### Task prompt
Look through the lines of the material and count those containing "installation". Give that count alone.

[Collection entries]
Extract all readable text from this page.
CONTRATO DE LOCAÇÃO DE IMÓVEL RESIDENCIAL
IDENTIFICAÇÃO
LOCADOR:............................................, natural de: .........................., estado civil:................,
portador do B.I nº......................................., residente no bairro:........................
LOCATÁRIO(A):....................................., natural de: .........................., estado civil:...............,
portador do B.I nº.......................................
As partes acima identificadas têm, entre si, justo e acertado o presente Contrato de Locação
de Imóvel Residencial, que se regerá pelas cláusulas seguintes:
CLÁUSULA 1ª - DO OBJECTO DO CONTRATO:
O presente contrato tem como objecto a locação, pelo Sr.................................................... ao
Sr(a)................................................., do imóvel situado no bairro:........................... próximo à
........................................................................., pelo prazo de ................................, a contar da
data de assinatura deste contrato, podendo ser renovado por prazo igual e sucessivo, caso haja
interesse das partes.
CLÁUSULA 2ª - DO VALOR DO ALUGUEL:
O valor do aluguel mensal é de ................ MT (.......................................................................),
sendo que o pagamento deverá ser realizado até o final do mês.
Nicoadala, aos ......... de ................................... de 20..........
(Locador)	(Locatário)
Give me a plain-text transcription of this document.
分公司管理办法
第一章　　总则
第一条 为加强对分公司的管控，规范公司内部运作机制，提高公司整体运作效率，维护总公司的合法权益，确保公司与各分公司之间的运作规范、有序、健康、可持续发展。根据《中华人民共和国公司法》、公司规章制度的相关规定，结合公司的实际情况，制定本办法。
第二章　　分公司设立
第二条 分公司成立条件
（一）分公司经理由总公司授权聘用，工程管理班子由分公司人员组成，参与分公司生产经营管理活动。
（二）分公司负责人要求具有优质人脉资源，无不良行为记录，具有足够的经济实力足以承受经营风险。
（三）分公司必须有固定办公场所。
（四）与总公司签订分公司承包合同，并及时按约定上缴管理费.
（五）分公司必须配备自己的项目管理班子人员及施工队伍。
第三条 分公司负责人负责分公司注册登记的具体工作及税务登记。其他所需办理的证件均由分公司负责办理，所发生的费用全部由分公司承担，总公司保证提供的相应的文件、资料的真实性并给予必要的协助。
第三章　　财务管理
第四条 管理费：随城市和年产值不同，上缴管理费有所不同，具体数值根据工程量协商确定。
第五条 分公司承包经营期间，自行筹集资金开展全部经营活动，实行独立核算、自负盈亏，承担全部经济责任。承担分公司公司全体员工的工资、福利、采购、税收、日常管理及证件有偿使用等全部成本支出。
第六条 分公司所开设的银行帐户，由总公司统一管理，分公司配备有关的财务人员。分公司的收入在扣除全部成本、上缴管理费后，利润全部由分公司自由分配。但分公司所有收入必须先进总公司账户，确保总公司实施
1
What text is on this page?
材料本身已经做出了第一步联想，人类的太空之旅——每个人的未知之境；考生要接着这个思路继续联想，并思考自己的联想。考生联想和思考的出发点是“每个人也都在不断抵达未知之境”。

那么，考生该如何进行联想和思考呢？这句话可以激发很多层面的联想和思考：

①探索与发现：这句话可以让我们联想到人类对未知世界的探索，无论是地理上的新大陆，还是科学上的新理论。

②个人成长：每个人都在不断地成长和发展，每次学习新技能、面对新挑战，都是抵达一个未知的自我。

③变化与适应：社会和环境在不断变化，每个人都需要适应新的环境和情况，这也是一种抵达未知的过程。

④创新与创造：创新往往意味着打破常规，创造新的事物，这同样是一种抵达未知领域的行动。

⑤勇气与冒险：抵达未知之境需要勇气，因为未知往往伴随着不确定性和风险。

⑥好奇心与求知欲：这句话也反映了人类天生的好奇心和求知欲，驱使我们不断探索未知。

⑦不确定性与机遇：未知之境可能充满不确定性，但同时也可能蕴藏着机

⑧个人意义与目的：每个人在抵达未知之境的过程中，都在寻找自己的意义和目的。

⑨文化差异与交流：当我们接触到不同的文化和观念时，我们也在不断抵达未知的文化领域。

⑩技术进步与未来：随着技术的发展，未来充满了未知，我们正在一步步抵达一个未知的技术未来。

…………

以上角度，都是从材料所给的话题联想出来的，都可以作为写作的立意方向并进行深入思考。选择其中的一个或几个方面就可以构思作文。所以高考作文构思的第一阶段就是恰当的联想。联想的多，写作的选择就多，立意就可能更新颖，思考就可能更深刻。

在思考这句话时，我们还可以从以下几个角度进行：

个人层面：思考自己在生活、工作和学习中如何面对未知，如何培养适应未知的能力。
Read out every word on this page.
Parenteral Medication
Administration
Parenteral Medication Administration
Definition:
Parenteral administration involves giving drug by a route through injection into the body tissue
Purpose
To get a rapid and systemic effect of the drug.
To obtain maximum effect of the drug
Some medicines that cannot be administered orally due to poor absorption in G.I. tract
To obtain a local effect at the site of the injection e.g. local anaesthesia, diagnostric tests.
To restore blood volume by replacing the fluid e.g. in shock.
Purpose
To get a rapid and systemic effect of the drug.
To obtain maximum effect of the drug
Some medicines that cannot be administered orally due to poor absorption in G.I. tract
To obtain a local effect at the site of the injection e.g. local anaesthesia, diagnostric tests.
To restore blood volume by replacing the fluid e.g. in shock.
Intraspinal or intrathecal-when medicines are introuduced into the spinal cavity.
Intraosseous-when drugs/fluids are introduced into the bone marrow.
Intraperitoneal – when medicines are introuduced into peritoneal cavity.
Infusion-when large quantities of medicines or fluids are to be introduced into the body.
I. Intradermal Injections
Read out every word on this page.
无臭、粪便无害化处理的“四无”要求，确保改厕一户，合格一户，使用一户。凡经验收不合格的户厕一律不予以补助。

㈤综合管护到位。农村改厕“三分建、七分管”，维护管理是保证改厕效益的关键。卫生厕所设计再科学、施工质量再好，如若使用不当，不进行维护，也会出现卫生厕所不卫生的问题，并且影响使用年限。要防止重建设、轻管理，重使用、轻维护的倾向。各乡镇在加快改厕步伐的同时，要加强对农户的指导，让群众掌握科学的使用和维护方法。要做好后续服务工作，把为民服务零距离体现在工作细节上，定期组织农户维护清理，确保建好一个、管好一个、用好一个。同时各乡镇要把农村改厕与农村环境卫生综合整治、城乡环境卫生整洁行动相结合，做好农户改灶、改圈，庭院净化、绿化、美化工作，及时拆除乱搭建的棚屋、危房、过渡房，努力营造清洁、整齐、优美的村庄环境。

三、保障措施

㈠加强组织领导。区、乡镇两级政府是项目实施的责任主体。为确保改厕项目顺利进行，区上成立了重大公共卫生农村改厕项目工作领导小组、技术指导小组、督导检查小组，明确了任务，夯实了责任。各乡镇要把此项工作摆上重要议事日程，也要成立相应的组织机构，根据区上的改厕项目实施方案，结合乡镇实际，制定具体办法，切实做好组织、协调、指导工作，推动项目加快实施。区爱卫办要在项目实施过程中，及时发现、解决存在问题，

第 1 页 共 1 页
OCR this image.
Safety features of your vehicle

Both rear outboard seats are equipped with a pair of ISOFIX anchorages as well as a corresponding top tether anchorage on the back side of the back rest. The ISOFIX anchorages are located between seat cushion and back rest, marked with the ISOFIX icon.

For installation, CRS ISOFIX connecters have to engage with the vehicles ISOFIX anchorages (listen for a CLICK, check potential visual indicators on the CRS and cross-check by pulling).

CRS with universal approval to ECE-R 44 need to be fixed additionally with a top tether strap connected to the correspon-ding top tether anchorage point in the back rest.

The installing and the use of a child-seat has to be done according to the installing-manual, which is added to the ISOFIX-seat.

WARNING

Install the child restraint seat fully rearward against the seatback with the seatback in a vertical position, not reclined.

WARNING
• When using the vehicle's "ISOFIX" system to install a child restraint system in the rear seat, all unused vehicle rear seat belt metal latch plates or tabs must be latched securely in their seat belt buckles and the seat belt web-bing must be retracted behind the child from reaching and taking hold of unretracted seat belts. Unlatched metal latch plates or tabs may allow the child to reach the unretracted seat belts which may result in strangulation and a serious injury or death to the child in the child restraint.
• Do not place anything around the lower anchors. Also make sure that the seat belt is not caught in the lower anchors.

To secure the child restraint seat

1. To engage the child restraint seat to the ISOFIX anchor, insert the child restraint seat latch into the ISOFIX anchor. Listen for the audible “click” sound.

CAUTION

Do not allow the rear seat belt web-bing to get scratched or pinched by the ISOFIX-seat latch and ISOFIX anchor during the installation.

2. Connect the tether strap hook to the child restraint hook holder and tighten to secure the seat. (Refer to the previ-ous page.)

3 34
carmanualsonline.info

### Output
2